Written instruction 1:
From the excerpt about Phyllis Adams, extract the passage running from "He later went" to "Federal Reserve Bank." word for word.
Written instruction 2:
According to the excerpt about Phyllis Adams, where was her debut held?
Written instruction 3:
In the excerpt about Phyllis Adams, rewrite the paragraph beginning "Perhaps it was her participation" as a shorter version that keeps its main facts.
START Source text
He later went on to head the iron and steel branch of the
War Production Board during World War II, as well as to a
seat on the New York Federal Reserve Bank.
The family had homes in Sharon, Conn., and Manhattan, and
summered at Southampton. By her midteens, Phyllis was
regularly getting her photo in the New York Times as a
bright young star on the social scene. In 1941, the year she
was presented to society, the Times noted that debut parties
were smaller owing to the large number of men in military
service. Wartime restrictions notwithstanding, Adams's debut
was a stunning affair at the St. Regis Roof, reported in
full in the Times, with the debutante receiving guests
"before a bower of southern smilax and woodwardia ferns,"
and wearing an off the-shoulder sky-blue gown "trimmed with
small ostrich feathers tipped with silver."
Perhaps it was her participation with other future
debutantes in the "Masque of Liberty" show at the
Southampton Tercentenary Pageant the year before that gave
her the acting bug. Soon, she was appearing in summer stock
in New England, as well as pre-Broadway engagements of more
ambitious plays. Later, she went on a USO tour in a
production of Noël Coward's "Blithe Spirit."
In 1944, she wed Alexander Kirkland, a well-known New
York stage actor, writer, and director. Kirkland was also
the former husband of the ecdysiast Gypsy Rose Lee. As
reported the next day in the Los Angeles Times, Lee bore him
a son on the very day he and Adams were wed. Adams and
Kirkland had a daughter, but were amicably divorced in 1950.
END Source text
START Collected data
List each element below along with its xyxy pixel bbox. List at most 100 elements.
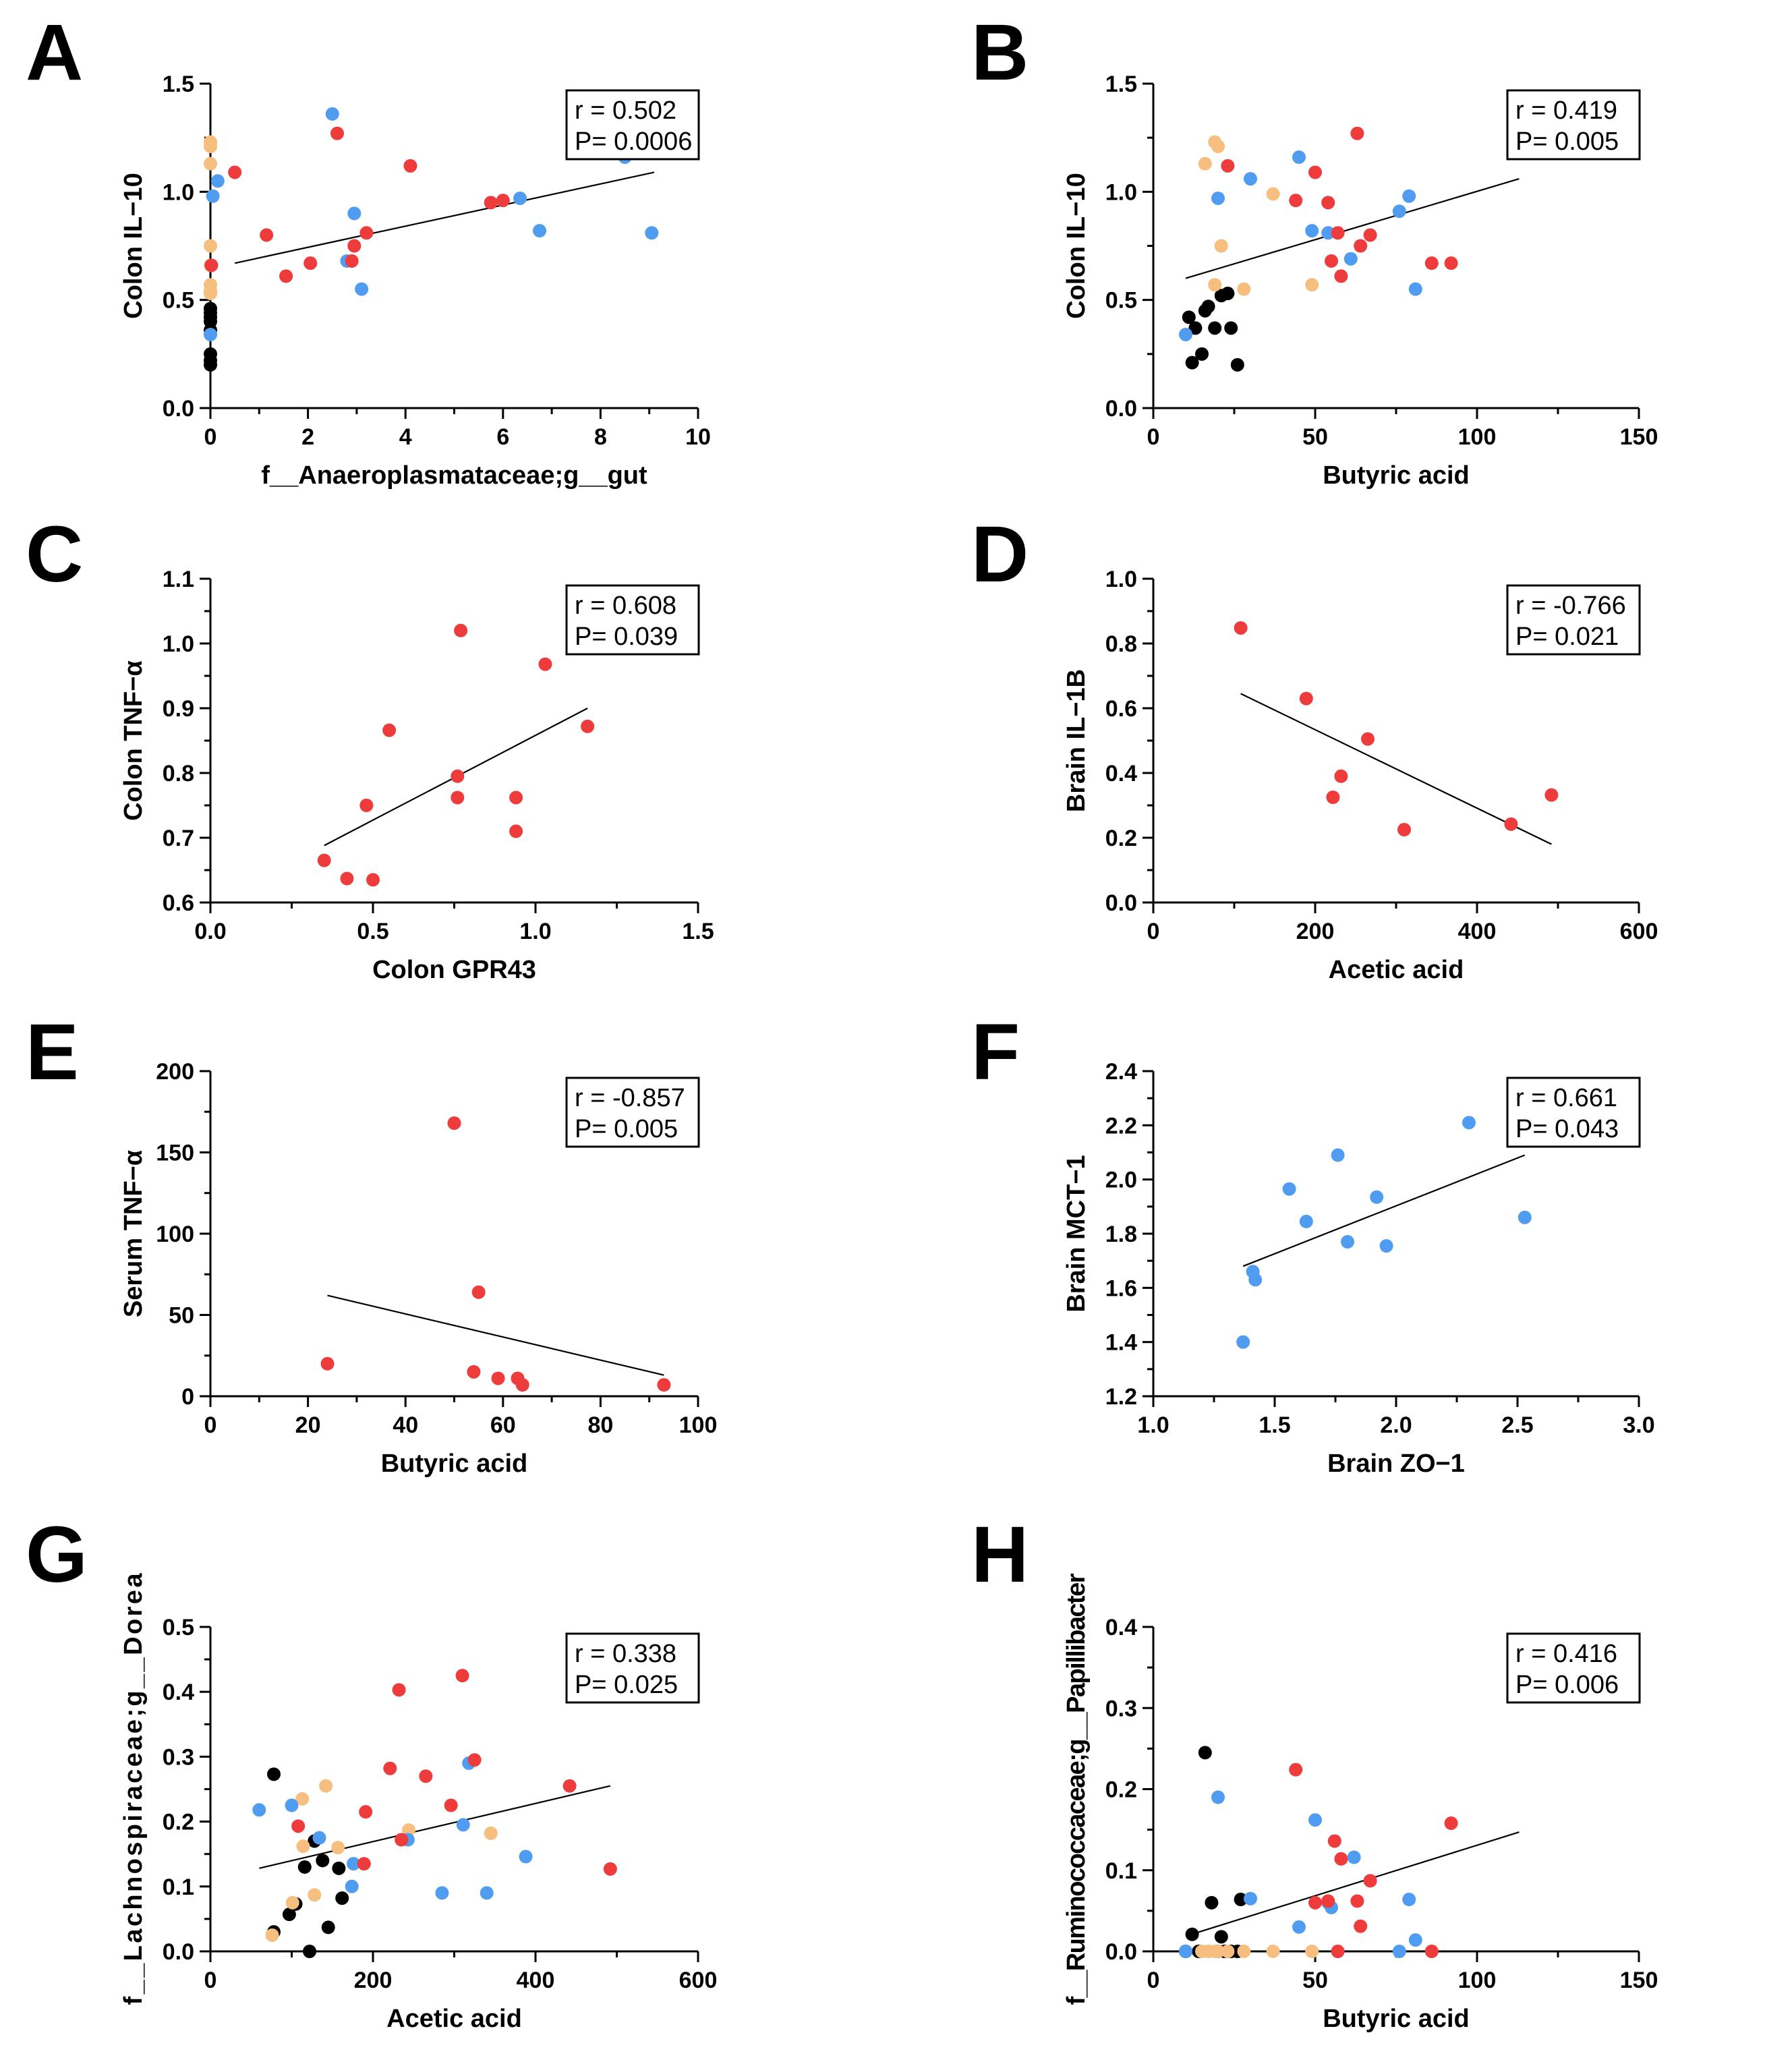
END Collected data
Expected output 1:
He later went on to head the iron and steel branch of the
War Production Board during World War II, as well as to a
seat on the New York Federal Reserve Bank.

Expected output 2:
At the St. Regis Roof.

Expected output 3:
Adams may have caught the acting bug from performing with other future debutantes in the "Masque of Liberty" show at the Southampton Tercentenary Pageant. She soon appeared in New England summer stock and in pre-Broadway runs of more ambitious plays, and later toured with the USO in Noël Coward's "Blithe Spirit."